◆ Task to carry out
All the data should come back exactly as it was given.

(Dataset entries on figures)
____
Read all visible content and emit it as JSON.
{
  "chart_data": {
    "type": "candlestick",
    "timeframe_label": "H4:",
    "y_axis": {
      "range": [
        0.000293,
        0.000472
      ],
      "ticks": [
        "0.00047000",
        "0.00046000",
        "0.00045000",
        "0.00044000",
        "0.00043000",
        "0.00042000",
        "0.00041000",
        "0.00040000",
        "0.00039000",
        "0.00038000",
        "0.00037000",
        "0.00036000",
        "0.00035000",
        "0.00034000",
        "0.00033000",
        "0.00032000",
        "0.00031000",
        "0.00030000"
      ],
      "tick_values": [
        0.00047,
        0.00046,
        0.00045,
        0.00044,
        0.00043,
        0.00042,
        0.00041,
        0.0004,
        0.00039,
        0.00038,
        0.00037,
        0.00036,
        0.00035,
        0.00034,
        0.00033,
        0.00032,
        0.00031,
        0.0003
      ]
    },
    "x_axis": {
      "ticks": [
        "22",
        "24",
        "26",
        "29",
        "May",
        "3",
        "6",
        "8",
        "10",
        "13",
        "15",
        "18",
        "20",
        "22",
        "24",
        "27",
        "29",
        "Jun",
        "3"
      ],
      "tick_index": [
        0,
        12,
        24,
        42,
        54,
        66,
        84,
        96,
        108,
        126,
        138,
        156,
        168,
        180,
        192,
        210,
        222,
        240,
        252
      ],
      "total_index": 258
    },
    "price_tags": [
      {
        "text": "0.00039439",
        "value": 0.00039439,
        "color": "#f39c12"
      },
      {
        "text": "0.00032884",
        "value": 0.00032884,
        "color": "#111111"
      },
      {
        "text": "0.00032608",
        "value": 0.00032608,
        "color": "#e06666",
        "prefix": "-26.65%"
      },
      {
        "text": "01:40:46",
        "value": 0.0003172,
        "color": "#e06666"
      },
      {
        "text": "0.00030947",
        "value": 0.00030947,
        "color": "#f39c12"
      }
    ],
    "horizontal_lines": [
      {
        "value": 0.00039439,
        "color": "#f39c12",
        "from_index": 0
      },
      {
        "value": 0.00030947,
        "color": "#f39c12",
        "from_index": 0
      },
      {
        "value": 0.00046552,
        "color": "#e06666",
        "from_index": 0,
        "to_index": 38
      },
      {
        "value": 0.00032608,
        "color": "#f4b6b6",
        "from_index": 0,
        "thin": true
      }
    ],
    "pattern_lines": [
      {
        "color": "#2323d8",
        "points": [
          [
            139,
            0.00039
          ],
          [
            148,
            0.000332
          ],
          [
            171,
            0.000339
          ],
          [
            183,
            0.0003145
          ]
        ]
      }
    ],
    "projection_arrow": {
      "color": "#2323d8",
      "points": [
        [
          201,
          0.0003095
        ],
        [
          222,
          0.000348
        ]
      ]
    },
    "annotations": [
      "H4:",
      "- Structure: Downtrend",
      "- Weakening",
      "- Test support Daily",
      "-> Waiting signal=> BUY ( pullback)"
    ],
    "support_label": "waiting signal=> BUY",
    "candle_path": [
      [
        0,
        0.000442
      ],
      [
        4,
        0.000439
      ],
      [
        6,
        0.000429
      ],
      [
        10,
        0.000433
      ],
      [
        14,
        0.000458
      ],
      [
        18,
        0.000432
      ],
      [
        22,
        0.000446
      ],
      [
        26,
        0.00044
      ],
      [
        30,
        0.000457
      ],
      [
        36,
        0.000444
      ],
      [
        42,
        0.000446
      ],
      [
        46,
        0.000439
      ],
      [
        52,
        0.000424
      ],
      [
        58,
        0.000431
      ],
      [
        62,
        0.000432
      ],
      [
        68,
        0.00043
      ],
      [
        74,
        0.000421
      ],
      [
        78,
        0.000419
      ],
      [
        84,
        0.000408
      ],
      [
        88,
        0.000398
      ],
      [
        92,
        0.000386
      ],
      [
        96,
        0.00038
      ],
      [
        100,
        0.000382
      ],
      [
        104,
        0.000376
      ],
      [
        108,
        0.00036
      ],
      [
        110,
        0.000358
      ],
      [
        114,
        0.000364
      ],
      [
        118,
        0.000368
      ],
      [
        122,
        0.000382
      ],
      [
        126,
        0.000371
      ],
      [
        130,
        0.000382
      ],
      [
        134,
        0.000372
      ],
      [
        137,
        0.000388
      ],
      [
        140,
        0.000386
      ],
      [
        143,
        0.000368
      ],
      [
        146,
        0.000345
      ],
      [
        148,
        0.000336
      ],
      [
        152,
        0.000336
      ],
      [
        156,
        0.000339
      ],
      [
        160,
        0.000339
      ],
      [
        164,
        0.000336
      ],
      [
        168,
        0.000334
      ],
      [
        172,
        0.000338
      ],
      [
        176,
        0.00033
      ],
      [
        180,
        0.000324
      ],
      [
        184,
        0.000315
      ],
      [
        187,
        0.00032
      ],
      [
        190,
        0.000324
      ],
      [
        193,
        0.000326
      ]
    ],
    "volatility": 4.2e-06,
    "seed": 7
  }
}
____
◆ Reply
Read all visible content and emit it as JSON.
{
  "chart_data": {
    "type": "candlestick",
    "timeframe_label": "H4:",
    "y_axis": {
      "range": [
        0.000293,
        0.000472
      ],
      "ticks": [
        "0.00047000",
        "0.00046000",
        "0.00045000",
        "0.00044000",
        "0.00043000",
        "0.00042000",
        "0.00041000",
        "0.00040000",
        "0.00039000",
        "0.00038000",
        "0.00037000",
        "0.00036000",
        "0.00035000",
        "0.00034000",
        "0.00033000",
        "0.00032000",
        "0.00031000",
        "0.00030000"
      ],
      "tick_values": [
        0.00047,
        0.00046,
        0.00045,
        0.00044,
        0.00043,
        0.00042,
        0.00041,
        0.0004,
        0.00039,
        0.00038,
        0.00037,
        0.00036,
        0.00035,
        0.00034,
        0.00033,
        0.00032,
        0.00031,
        0.0003
      ]
    },
    "x_axis": {
      "ticks": [
        "22",
        "24",
        "26",
        "29",
        "May",
        "3",
        "6",
        "8",
        "10",
        "13",
        "15",
        "18",
        "20",
        "22",
        "24",
        "27",
        "29",
        "Jun",
        "3"
      ],
      "tick_index": [
        0,
        12,
        24,
        42,
        54,
        66,
        84,
        96,
        108,
        126,
        138,
        156,
        168,
        180,
        192,
        210,
        222,
        240,
        252
      ],
      "total_index": 258
    },
    "price_tags": [
      {
        "text": "0.00039439",
        "value": 0.00039439,
        "color": "#f39c12"
      },
      {
        "text": "0.00032884",
        "value": 0.00032884,
        "color": "#111111"
      },
      {
        "text": "0.00032608",
        "value": 0.00032608,
        "color": "#e06666",
        "prefix": "-26.65%"
      },
      {
        "text": "01:40:46",
        "value": 0.0003172,
        "color": "#e06666"
      },
      {
        "text": "0.00030947",
        "value": 0.00030947,
        "color": "#f39c12"
      }
    ],
    "horizontal_lines": [
      {
        "value": 0.00039439,
        "color": "#f39c12",
        "from_index": 0
      },
      {
        "value": 0.00030947,
        "color": "#f39c12",
        "from_index": 0
      },
      {
        "value": 0.00046552,
        "color": "#e06666",
        "from_index": 0,
        "to_index": 38
      },
      {
        "value": 0.00032608,
        "color": "#f4b6b6",
        "from_index": 0,
        "thin": true
      }
    ],
    "pattern_lines": [
      {
        "color": "#2323d8",
        "points": [
          [
            139,
            0.00039
          ],
          [
            148,
            0.000332
          ],
          [
            171,
            0.000339
          ],
          [
            183,
            0.0003145
          ]
        ]
      }
    ],
    "projection_arrow": {
      "color": "#2323d8",
      "points": [
        [
          201,
          0.0003095
        ],
        [
          222,
          0.000348
        ]
      ]
    },
    "annotations": [
      "H4:",
      "- Structure: Downtrend",
      "- Weakening",
      "- Test support Daily",
      "-> Waiting signal=> BUY ( pullback)"
    ],
    "support_label": "waiting signal=> BUY",
    "candle_path": [
      [
        0,
        0.000442
      ],
      [
        4,
        0.000439
      ],
      [
        6,
        0.000429
      ],
      [
        10,
        0.000433
      ],
      [
        14,
        0.000458
      ],
      [
        18,
        0.000432
      ],
      [
        22,
        0.000446
      ],
      [
        26,
        0.00044
      ],
      [
        30,
        0.000457
      ],
      [
        36,
        0.000444
      ],
      [
        42,
        0.000446
      ],
      [
        46,
        0.000439
      ],
      [
        52,
        0.000424
      ],
      [
        58,
        0.000431
      ],
      [
        62,
        0.000432
      ],
      [
        68,
        0.00043
      ],
      [
        74,
        0.000421
      ],
      [
        78,
        0.000419
      ],
      [
        84,
        0.000408
      ],
      [
        88,
        0.000398
      ],
      [
        92,
        0.000386
      ],
      [
        96,
        0.00038
      ],
      [
        100,
        0.000382
      ],
      [
        104,
        0.000376
      ],
      [
        108,
        0.00036
      ],
      [
        110,
        0.000358
      ],
      [
        114,
        0.000364
      ],
      [
        118,
        0.000368
      ],
      [
        122,
        0.000382
      ],
      [
        126,
        0.000371
      ],
      [
        130,
        0.000382
      ],
      [
        134,
        0.000372
      ],
      [
        137,
        0.000388
      ],
      [
        140,
        0.000386
      ],
      [
        143,
        0.000368
      ],
      [
        146,
        0.000345
      ],
      [
        148,
        0.000336
      ],
      [
        152,
        0.000336
      ],
      [
        156,
        0.000339
      ],
      [
        160,
        0.000339
      ],
      [
        164,
        0.000336
      ],
      [
        168,
        0.000334
      ],
      [
        172,
        0.000338
      ],
      [
        176,
        0.00033
      ],
      [
        180,
        0.000324
      ],
      [
        184,
        0.000315
      ],
      [
        187,
        0.00032
      ],
      [
        190,
        0.000324
      ],
      [
        193,
        0.000326
      ]
    ],
    "volatility": 4.2e-06,
    "seed": 7
  }
}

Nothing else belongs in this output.